** Start Quoted passage **

2016-11-15 Thread Adrien Bustany

Hi Carlos,

I'd totally be fine axing the Firefox and Thunderbird plugins, they 
shouldn't really be core parts of Tracker.


Cheers

Adrien


Le 28/10/2016 à 14:34, Carlos Garnacho a écrit :

Hi all,

It is well known that Tracker has been accumulating lots of code and
features over the years, with greatly varying states of maintenance.
There's been earlier talks in this ML about splitting the whole thing
into more palatable chunks, some refactoring happened towards making
this easier, but it was never accomplished.

So I'd say now is just as a good time as any to finally do this, I've
pushed (so far) the following WIP branches I worked on the last couple
of evenings:

- wip/split/core : contains Tracker "core", most notably
tracker-store, ontologies, libtracker-sparql, libtracker-miner,
libtracker-control and the tracker CLI tool.
- wip/split/miner-fs : contains everything around FS miner,
tracker-miner-fs, tracker-extract and tracker-writeback.
wip/split/rss: contains tracker-miner-rss only.

** End Quoted passage **
** Start Material provided **

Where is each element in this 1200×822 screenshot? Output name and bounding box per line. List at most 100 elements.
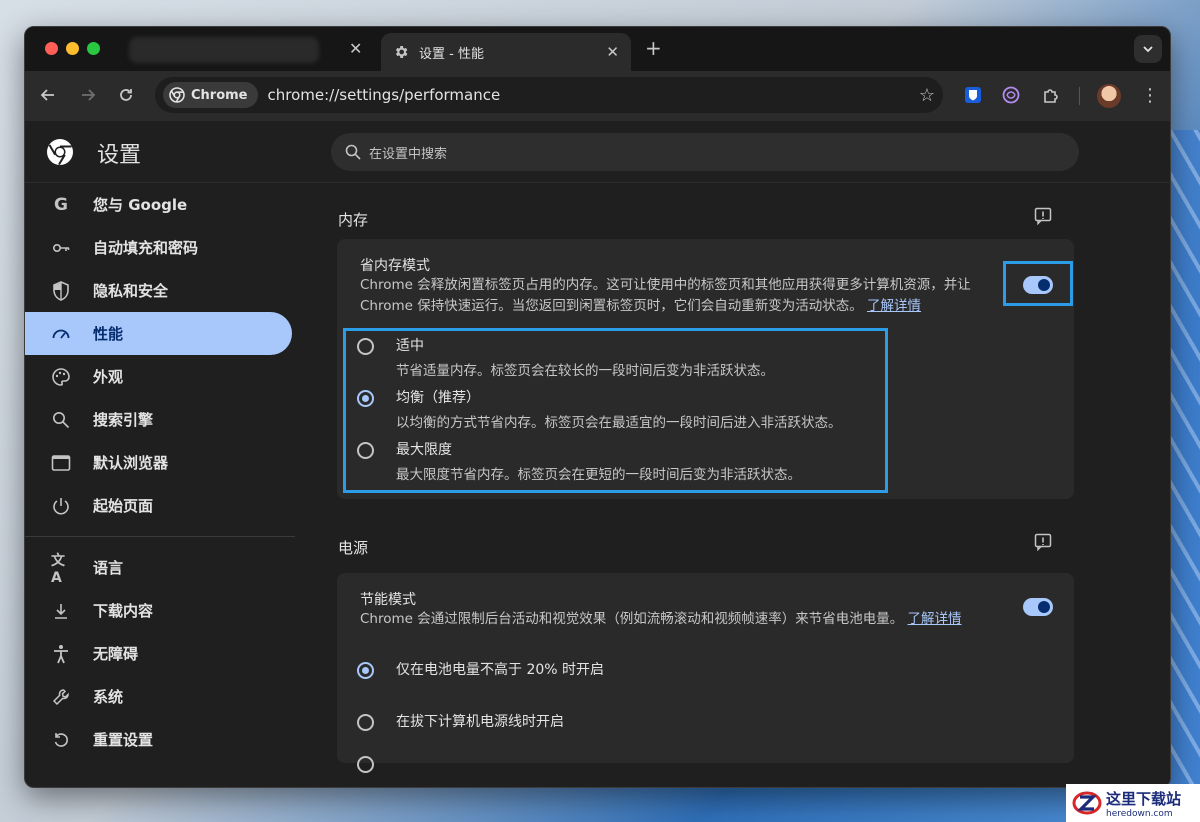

** End Material provided **

Requirements →
1. From the Tracker thread, list every WIP branch name that is given.
2. Rewrite the stretch of the Tracker thread from "- wip/split/core : contains" through "contains tracker-miner-rss only.", substituting "includes" for every instance of "contains".

Answers to each task →
1.
wip/split/core
wip/split/miner-fs
wip/split/rss

2.
- wip/split/core : includes Tracker "core", most notably
tracker-store, ontologies, libtracker-sparql, libtracker-miner,
libtracker-control and the tracker CLI tool.
- wip/split/miner-fs : includes everything around FS miner,
tracker-miner-fs, tracker-extract and tracker-writeback.
wip/split/rss: includes tracker-miner-rss only.